Work out the number of lines containing "boundary". Give that number alone.
— begin Available records —
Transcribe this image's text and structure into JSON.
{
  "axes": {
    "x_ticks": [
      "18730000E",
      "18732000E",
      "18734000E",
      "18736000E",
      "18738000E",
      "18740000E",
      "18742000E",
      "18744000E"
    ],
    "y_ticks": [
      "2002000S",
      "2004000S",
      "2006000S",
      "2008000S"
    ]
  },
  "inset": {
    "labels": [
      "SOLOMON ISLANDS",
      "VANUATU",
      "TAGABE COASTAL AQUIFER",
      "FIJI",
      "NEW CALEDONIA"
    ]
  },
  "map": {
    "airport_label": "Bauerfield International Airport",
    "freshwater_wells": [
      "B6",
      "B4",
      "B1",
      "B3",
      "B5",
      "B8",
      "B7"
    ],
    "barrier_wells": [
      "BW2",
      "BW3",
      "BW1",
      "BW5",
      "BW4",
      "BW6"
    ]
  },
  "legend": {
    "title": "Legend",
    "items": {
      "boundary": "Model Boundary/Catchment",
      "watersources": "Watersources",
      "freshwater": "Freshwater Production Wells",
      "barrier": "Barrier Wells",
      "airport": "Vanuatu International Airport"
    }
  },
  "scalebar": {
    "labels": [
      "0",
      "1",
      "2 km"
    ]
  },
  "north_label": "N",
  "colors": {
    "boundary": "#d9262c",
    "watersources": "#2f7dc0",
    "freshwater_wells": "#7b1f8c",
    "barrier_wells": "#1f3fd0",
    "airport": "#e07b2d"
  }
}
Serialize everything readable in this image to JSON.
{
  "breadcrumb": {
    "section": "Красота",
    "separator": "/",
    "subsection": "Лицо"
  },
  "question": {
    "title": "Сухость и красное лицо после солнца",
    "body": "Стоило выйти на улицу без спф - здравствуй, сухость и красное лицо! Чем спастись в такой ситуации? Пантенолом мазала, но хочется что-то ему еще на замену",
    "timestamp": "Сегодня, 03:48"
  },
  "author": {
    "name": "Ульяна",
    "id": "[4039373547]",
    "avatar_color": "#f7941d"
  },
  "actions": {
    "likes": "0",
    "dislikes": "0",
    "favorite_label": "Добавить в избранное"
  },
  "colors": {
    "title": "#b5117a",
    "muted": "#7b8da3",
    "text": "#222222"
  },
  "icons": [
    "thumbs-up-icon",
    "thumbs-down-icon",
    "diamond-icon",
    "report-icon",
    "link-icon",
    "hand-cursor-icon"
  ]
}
— end Available records —
— begin Available records —
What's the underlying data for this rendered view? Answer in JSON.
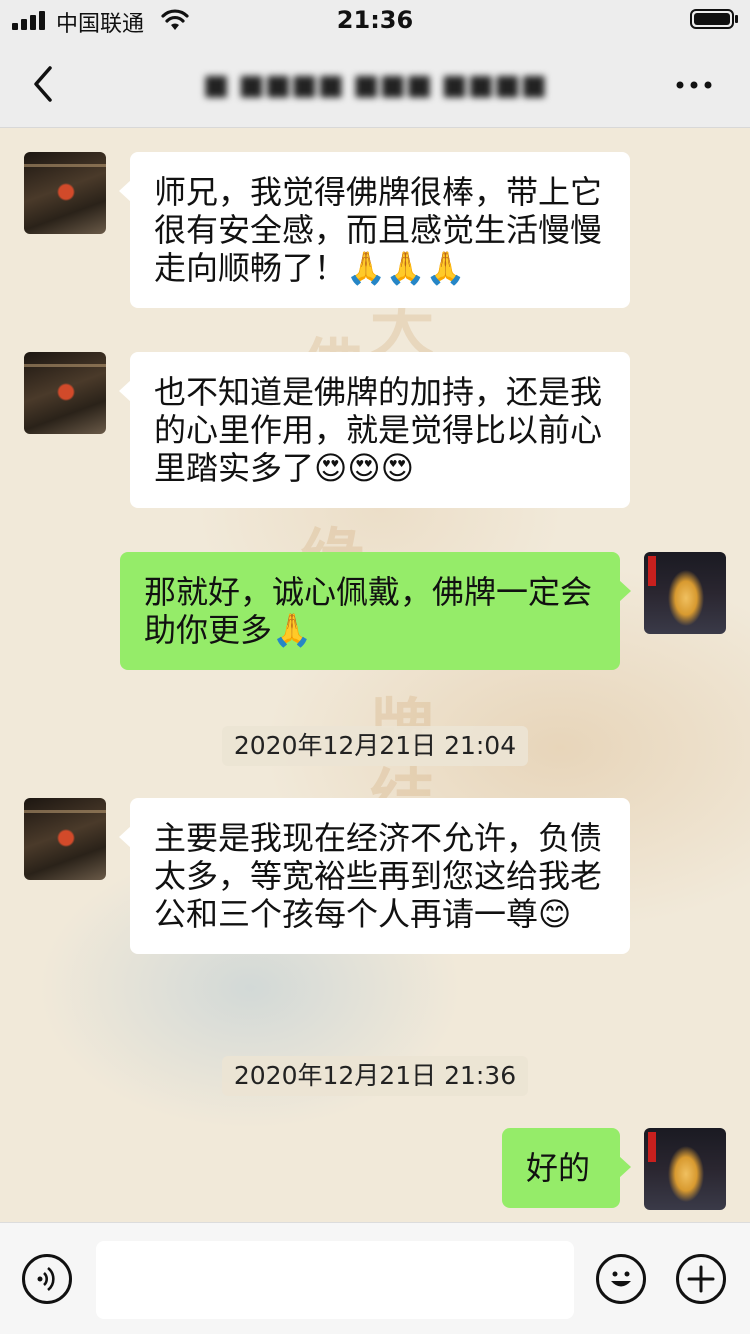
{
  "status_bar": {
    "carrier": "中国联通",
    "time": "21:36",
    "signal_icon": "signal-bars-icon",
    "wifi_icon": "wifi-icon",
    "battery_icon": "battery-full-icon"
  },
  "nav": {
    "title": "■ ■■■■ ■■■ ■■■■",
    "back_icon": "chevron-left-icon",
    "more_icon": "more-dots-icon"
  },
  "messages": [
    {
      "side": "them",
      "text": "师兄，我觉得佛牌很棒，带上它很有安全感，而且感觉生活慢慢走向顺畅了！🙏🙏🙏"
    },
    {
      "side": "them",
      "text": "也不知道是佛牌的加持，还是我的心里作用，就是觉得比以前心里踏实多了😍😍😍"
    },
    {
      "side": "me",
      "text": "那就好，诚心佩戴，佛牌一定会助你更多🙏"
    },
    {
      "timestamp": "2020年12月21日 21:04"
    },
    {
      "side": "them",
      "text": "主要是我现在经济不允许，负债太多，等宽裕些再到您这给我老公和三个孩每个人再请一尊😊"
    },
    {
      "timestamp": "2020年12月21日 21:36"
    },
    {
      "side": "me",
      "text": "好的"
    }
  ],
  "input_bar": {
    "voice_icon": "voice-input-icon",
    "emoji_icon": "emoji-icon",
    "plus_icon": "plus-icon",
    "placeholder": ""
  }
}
— end Available records —
**Reply to the task:** 2